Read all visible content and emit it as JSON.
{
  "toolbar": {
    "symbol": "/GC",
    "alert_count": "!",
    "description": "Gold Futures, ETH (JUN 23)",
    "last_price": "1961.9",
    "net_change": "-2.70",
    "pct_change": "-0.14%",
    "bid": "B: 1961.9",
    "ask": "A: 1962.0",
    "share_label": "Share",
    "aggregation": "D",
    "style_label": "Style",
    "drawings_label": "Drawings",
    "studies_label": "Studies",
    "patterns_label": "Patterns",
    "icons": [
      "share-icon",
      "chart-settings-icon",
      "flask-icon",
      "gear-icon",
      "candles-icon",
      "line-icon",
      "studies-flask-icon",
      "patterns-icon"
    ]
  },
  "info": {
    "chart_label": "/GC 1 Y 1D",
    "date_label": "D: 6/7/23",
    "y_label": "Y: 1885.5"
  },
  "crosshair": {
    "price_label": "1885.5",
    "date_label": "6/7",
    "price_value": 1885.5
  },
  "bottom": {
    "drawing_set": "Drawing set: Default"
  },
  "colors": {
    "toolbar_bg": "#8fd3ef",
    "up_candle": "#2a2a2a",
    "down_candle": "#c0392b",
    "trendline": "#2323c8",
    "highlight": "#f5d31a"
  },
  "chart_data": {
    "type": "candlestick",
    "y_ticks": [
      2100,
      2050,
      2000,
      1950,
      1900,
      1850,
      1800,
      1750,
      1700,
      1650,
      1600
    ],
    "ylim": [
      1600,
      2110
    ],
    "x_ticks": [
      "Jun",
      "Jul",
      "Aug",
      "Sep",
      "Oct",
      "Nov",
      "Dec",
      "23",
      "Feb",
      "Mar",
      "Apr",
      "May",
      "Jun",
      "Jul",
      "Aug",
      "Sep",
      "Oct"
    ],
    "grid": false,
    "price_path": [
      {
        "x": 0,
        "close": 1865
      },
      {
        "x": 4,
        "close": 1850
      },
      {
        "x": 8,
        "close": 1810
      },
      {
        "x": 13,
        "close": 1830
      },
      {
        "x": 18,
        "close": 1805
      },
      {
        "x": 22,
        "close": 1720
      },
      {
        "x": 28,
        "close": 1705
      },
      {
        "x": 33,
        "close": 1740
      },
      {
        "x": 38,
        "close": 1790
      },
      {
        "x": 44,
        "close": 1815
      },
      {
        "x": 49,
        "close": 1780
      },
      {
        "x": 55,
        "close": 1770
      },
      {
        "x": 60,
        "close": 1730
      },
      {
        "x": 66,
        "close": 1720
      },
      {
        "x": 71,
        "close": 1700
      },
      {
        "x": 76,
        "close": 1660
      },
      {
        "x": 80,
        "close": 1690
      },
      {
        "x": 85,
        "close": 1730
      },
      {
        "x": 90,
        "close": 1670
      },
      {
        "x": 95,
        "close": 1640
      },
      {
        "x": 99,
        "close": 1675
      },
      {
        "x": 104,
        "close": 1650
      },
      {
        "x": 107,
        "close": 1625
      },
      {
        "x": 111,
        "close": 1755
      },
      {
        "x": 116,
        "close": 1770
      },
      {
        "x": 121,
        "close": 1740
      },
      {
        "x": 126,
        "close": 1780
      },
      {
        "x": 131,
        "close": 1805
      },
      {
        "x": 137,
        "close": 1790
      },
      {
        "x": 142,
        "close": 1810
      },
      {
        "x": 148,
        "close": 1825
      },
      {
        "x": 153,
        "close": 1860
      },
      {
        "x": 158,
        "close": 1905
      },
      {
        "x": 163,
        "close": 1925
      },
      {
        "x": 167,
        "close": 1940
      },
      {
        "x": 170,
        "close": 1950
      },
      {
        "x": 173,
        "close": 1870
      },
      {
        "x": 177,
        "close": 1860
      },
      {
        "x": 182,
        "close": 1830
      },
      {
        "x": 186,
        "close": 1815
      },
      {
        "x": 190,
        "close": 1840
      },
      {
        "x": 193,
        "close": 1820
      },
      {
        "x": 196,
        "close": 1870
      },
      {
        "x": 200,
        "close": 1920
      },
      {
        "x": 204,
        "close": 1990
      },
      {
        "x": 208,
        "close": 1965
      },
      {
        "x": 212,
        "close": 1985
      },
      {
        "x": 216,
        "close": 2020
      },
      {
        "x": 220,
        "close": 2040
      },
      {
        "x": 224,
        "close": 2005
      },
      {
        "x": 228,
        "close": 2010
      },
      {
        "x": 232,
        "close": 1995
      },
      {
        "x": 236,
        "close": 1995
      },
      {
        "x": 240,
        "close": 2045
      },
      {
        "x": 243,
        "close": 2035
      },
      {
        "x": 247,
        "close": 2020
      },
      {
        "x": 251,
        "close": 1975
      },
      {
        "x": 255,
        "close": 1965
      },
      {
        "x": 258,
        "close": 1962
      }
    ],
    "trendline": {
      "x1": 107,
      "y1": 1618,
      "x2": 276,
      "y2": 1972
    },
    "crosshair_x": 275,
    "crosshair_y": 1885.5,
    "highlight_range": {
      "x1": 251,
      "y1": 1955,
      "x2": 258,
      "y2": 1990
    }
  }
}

═══

> [Exercise prompt]: Write out the listing once more, matching it exactly.

> [Finished answer]:
Read all visible content and emit it as JSON.
{
  "toolbar": {
    "symbol": "/GC",
    "alert_count": "!",
    "description": "Gold Futures, ETH (JUN 23)",
    "last_price": "1961.9",
    "net_change": "-2.70",
    "pct_change": "-0.14%",
    "bid": "B: 1961.9",
    "ask": "A: 1962.0",
    "share_label": "Share",
    "aggregation": "D",
    "style_label": "Style",
    "drawings_label": "Drawings",
    "studies_label": "Studies",
    "patterns_label": "Patterns",
    "icons": [
      "share-icon",
      "chart-settings-icon",
      "flask-icon",
      "gear-icon",
      "candles-icon",
      "line-icon",
      "studies-flask-icon",
      "patterns-icon"
    ]
  },
  "info": {
    "chart_label": "/GC 1 Y 1D",
    "date_label": "D: 6/7/23",
    "y_label": "Y: 1885.5"
  },
  "crosshair": {
    "price_label": "1885.5",
    "date_label": "6/7",
    "price_value": 1885.5
  },
  "bottom": {
    "drawing_set": "Drawing set: Default"
  },
  "colors": {
    "toolbar_bg": "#8fd3ef",
    "up_candle": "#2a2a2a",
    "down_candle": "#c0392b",
    "trendline": "#2323c8",
    "highlight": "#f5d31a"
  },
  "chart_data": {
    "type": "candlestick",
    "y_ticks": [
      2100,
      2050,
      2000,
      1950,
      1900,
      1850,
      1800,
      1750,
      1700,
      1650,
      1600
    ],
    "ylim": [
      1600,
      2110
    ],
    "x_ticks": [
      "Jun",
      "Jul",
      "Aug",
      "Sep",
      "Oct",
      "Nov",
      "Dec",
      "23",
      "Feb",
      "Mar",
      "Apr",
      "May",
      "Jun",
      "Jul",
      "Aug",
      "Sep",
      "Oct"
    ],
    "grid": false,
    "price_path": [
      {
        "x": 0,
        "close": 1865
      },
      {
        "x": 4,
        "close": 1850
      },
      {
        "x": 8,
        "close": 1810
      },
      {
        "x": 13,
        "close": 1830
      },
      {
        "x": 18,
        "close": 1805
      },
      {
        "x": 22,
        "close": 1720
      },
      {
        "x": 28,
        "close": 1705
      },
      {
        "x": 33,
        "close": 1740
      },
      {
        "x": 38,
        "close": 1790
      },
      {
        "x": 44,
        "close": 1815
      },
      {
        "x": 49,
        "close": 1780
      },
      {
        "x": 55,
        "close": 1770
      },
      {
        "x": 60,
        "close": 1730
      },
      {
        "x": 66,
        "close": 1720
      },
      {
        "x": 71,
        "close": 1700
      },
      {
        "x": 76,
        "close": 1660
      },
      {
        "x": 80,
        "close": 1690
      },
      {
        "x": 85,
        "close": 1730
      },
      {
        "x": 90,
        "close": 1670
      },
      {
        "x": 95,
        "close": 1640
      },
      {
        "x": 99,
        "close": 1675
      },
      {
        "x": 104,
        "close": 1650
      },
      {
        "x": 107,
        "close": 1625
      },
      {
        "x": 111,
        "close": 1755
      },
      {
        "x": 116,
        "close": 1770
      },
      {
        "x": 121,
        "close": 1740
      },
      {
        "x": 126,
        "close": 1780
      },
      {
        "x": 131,
        "close": 1805
      },
      {
        "x": 137,
        "close": 1790
      },
      {
        "x": 142,
        "close": 1810
      },
      {
        "x": 148,
        "close": 1825
      },
      {
        "x": 153,
        "close": 1860
      },
      {
        "x": 158,
        "close": 1905
      },
      {
        "x": 163,
        "close": 1925
      },
      {
        "x": 167,
        "close": 1940
      },
      {
        "x": 170,
        "close": 1950
      },
      {
        "x": 173,
        "close": 1870
      },
      {
        "x": 177,
        "close": 1860
      },
      {
        "x": 182,
        "close": 1830
      },
      {
        "x": 186,
        "close": 1815
      },
      {
        "x": 190,
        "close": 1840
      },
      {
        "x": 193,
        "close": 1820
      },
      {
        "x": 196,
        "close": 1870
      },
      {
        "x": 200,
        "close": 1920
      },
      {
        "x": 204,
        "close": 1990
      },
      {
        "x": 208,
        "close": 1965
      },
      {
        "x": 212,
        "close": 1985
      },
      {
        "x": 216,
        "close": 2020
      },
      {
        "x": 220,
        "close": 2040
      },
      {
        "x": 224,
        "close": 2005
      },
      {
        "x": 228,
        "close": 2010
      },
      {
        "x": 232,
        "close": 1995
      },
      {
        "x": 236,
        "close": 1995
      },
      {
        "x": 240,
        "close": 2045
      },
      {
        "x": 243,
        "close": 2035
      },
      {
        "x": 247,
        "close": 2020
      },
      {
        "x": 251,
        "close": 1975
      },
      {
        "x": 255,
        "close": 1965
      },
      {
        "x": 258,
        "close": 1962
      }
    ],
    "trendline": {
      "x1": 107,
      "y1": 1618,
      "x2": 276,
      "y2": 1972
    },
    "crosshair_x": 275,
    "crosshair_y": 1885.5,
    "highlight_range": {
      "x1": 251,
      "y1": 1955,
      "x2": 258,
      "y2": 1990
    }
  }
}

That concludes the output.